**WHAT IS REQUIRED**
Your task is to copy each line that has the word "content".

++++ RECORDS TO PROCESS

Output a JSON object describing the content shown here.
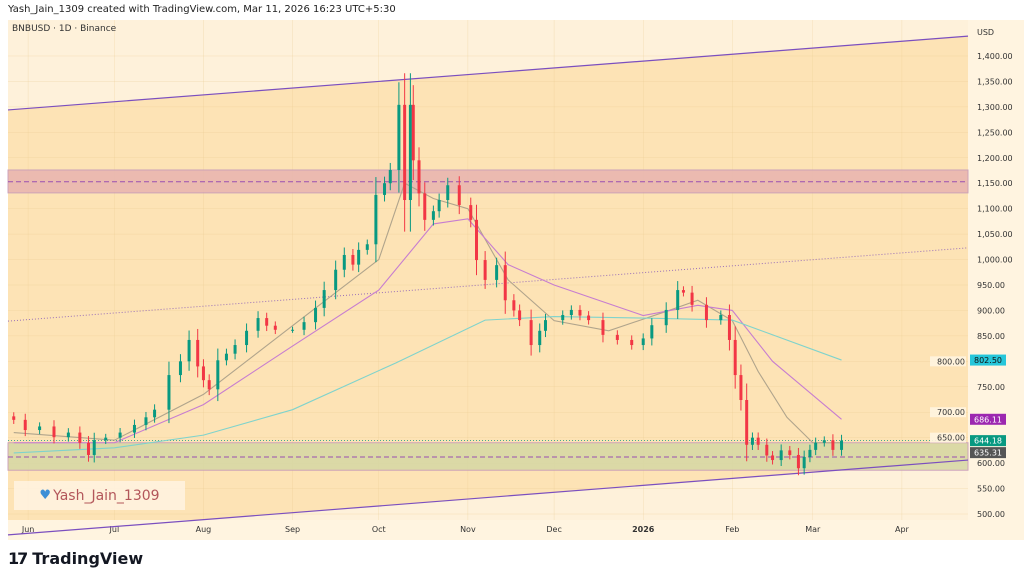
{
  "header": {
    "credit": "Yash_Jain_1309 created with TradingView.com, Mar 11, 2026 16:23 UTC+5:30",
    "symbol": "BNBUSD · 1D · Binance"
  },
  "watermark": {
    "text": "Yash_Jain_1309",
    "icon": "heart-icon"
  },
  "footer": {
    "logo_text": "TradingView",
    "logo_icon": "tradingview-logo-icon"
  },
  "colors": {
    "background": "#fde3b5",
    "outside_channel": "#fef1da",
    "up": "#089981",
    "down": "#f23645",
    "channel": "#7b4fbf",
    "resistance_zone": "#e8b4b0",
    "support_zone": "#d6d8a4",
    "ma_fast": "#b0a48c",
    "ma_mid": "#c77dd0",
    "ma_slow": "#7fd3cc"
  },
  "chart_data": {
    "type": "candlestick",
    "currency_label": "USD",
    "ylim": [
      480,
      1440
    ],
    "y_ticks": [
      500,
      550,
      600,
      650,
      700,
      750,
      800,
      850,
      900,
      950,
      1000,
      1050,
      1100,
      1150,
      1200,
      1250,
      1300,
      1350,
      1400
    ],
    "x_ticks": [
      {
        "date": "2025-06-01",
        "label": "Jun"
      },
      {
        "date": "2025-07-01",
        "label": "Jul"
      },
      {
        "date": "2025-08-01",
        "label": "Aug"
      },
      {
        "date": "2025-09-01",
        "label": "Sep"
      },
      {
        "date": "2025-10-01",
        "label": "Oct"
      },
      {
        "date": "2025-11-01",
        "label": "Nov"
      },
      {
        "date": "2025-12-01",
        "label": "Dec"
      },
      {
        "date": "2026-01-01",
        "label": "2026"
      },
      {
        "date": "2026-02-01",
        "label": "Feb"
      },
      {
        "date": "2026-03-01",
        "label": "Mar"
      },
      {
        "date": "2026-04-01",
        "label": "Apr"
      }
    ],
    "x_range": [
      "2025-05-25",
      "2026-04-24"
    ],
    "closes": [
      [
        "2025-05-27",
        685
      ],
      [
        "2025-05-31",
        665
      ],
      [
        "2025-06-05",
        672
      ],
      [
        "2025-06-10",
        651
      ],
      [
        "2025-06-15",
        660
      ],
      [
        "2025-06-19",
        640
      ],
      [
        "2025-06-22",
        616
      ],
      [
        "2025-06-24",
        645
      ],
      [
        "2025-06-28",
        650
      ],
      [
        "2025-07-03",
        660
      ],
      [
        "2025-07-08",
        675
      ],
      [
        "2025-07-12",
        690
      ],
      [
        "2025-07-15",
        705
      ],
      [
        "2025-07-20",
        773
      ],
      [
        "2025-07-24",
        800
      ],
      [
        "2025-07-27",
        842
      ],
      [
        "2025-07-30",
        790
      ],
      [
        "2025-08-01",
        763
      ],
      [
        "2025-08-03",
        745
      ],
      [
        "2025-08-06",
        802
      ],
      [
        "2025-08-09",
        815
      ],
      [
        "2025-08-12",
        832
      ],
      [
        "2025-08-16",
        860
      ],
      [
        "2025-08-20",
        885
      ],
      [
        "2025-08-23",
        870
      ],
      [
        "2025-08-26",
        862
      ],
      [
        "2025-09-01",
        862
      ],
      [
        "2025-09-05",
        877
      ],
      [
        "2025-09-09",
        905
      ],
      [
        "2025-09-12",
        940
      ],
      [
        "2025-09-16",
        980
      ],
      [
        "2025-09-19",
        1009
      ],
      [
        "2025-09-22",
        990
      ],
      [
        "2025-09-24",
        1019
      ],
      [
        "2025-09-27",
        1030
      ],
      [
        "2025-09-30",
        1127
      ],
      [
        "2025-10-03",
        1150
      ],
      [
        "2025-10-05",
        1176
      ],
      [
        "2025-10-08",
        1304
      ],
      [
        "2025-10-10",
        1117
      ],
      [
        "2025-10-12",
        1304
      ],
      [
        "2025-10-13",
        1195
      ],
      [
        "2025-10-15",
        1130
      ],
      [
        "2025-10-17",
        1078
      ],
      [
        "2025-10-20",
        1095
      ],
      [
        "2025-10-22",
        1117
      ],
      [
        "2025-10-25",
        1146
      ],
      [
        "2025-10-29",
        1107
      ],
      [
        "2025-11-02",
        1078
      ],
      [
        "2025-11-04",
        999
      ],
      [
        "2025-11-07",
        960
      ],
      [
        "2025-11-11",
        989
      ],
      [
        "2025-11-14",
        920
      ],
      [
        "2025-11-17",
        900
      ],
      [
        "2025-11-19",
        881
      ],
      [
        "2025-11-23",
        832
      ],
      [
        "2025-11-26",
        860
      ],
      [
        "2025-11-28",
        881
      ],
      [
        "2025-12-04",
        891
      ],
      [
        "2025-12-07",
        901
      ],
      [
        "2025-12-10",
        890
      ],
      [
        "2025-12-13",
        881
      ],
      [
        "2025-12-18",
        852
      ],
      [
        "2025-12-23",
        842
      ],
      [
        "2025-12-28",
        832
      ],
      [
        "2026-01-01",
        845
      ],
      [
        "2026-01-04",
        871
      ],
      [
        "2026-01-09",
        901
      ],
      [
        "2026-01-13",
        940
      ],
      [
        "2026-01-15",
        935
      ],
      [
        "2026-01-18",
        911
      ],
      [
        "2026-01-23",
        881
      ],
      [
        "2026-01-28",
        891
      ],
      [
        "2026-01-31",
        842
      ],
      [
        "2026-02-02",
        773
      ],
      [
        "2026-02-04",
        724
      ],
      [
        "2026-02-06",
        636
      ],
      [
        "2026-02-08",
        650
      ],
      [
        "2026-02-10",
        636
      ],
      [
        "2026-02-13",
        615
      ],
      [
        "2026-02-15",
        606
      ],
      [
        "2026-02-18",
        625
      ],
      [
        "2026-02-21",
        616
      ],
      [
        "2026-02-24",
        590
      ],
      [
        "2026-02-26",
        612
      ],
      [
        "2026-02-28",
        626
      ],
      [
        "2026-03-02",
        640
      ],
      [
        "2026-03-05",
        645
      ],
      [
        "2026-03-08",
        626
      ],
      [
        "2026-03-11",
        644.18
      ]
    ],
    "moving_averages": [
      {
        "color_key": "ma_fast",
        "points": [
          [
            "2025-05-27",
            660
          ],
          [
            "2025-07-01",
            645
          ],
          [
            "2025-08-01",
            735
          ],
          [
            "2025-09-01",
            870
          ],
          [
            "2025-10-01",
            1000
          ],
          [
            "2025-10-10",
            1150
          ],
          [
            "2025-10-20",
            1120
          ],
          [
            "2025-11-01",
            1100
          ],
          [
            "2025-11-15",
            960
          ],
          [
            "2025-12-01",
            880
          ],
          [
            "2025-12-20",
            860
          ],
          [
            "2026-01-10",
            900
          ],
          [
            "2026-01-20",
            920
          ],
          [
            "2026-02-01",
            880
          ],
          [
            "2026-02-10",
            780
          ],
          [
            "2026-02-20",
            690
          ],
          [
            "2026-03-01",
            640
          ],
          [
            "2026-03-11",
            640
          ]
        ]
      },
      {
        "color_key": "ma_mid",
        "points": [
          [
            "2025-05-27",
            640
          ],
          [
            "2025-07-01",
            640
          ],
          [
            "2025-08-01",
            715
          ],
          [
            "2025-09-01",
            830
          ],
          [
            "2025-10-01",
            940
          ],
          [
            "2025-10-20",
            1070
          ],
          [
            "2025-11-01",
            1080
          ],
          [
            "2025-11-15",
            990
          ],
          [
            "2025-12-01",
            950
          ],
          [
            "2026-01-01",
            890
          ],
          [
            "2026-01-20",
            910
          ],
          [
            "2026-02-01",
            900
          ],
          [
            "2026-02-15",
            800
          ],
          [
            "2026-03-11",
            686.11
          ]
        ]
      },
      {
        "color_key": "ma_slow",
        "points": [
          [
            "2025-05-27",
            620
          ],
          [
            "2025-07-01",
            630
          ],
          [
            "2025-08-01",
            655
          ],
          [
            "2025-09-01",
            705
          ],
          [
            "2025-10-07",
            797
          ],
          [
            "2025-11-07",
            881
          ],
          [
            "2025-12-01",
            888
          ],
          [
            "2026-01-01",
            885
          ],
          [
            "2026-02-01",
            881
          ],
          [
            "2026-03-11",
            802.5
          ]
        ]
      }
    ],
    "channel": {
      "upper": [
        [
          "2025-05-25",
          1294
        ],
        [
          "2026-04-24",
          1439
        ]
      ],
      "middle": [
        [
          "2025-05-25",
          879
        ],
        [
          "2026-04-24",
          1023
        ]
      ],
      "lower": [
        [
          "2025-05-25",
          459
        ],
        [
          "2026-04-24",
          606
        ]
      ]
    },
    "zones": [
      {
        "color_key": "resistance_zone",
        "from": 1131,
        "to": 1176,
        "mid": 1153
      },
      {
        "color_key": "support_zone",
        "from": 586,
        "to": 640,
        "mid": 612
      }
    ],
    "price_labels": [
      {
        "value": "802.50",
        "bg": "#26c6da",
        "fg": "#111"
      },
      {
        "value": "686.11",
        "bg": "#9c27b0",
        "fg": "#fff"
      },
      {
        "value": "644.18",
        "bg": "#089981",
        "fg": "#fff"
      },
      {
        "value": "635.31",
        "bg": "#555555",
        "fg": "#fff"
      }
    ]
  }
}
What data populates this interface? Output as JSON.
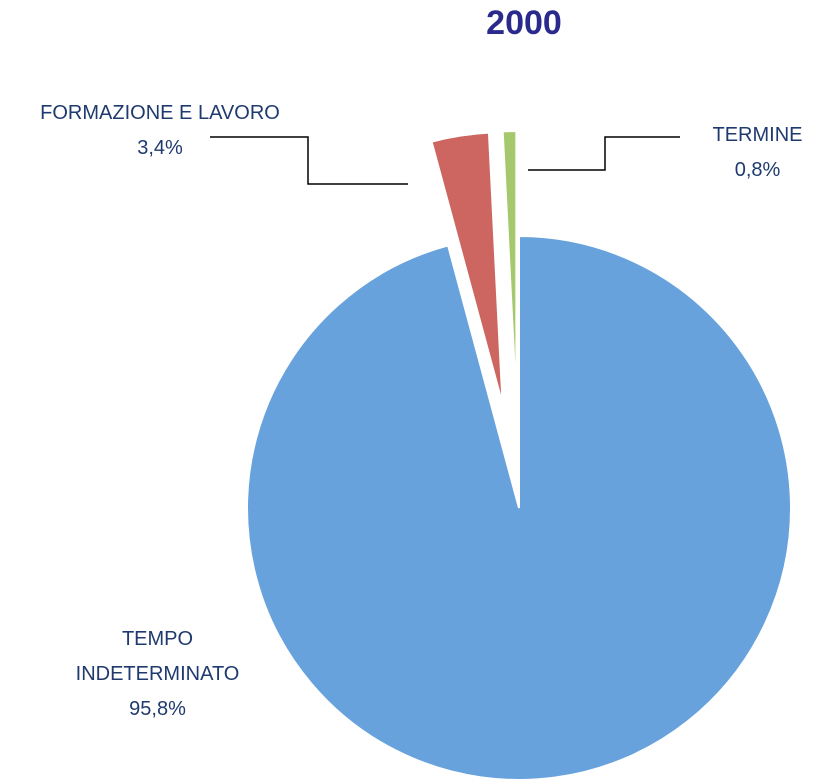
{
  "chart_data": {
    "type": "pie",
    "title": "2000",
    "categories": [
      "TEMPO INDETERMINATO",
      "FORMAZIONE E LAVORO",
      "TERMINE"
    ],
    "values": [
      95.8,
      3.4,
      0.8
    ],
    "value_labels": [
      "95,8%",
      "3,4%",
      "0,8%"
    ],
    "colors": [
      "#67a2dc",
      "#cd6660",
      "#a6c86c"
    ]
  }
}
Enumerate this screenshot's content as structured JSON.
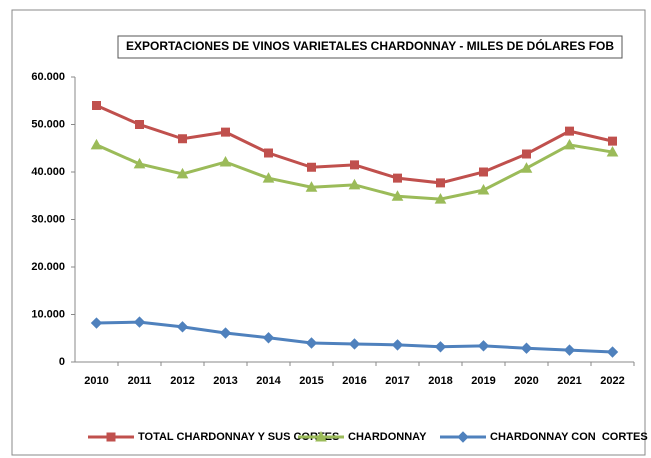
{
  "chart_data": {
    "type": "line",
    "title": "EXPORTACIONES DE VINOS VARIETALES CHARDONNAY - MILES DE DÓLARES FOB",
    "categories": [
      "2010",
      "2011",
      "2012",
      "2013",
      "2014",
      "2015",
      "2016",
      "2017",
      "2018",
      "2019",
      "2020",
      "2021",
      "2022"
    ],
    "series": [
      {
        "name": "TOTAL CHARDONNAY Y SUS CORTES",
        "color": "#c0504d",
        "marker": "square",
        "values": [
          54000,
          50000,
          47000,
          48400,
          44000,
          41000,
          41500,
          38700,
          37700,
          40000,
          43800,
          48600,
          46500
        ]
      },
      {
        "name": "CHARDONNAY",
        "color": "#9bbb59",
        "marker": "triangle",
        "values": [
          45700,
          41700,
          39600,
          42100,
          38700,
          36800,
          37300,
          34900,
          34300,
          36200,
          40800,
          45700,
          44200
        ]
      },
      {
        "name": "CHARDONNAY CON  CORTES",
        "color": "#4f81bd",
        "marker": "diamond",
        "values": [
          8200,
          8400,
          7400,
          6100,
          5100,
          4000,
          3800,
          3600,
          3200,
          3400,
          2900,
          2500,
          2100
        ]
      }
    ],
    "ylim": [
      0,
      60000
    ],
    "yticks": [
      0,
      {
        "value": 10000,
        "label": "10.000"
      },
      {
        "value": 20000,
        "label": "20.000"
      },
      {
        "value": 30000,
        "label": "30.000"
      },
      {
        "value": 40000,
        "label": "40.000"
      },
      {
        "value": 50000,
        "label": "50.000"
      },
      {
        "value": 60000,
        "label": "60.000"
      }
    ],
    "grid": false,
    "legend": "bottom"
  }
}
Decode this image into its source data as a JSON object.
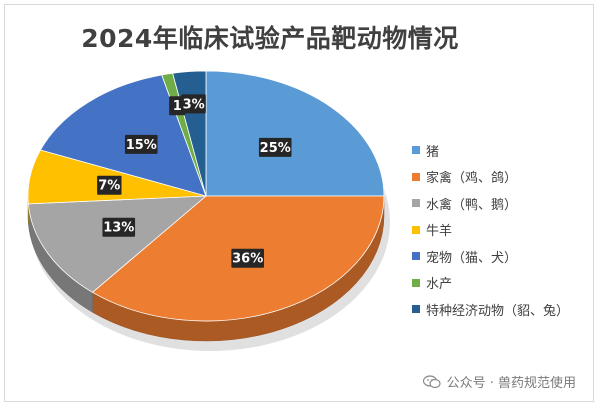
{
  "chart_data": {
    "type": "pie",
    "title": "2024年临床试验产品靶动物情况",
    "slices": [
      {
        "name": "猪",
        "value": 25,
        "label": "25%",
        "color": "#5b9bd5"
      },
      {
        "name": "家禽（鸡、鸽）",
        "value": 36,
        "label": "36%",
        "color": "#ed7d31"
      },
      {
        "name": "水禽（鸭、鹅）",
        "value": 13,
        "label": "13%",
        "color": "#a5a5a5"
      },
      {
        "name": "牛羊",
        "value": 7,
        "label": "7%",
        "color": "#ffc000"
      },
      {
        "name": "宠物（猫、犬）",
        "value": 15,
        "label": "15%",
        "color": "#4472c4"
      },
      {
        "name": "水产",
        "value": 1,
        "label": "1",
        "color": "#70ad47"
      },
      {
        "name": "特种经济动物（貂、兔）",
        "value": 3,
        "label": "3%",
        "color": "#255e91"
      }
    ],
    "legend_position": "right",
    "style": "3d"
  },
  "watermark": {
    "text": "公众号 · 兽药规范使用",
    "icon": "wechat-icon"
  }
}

++++++++

**SOLUTION FOR THIS PROBLEM**
Output a JSON object describing the content shown here.
Enumerate this screenshot's content as structured JSON.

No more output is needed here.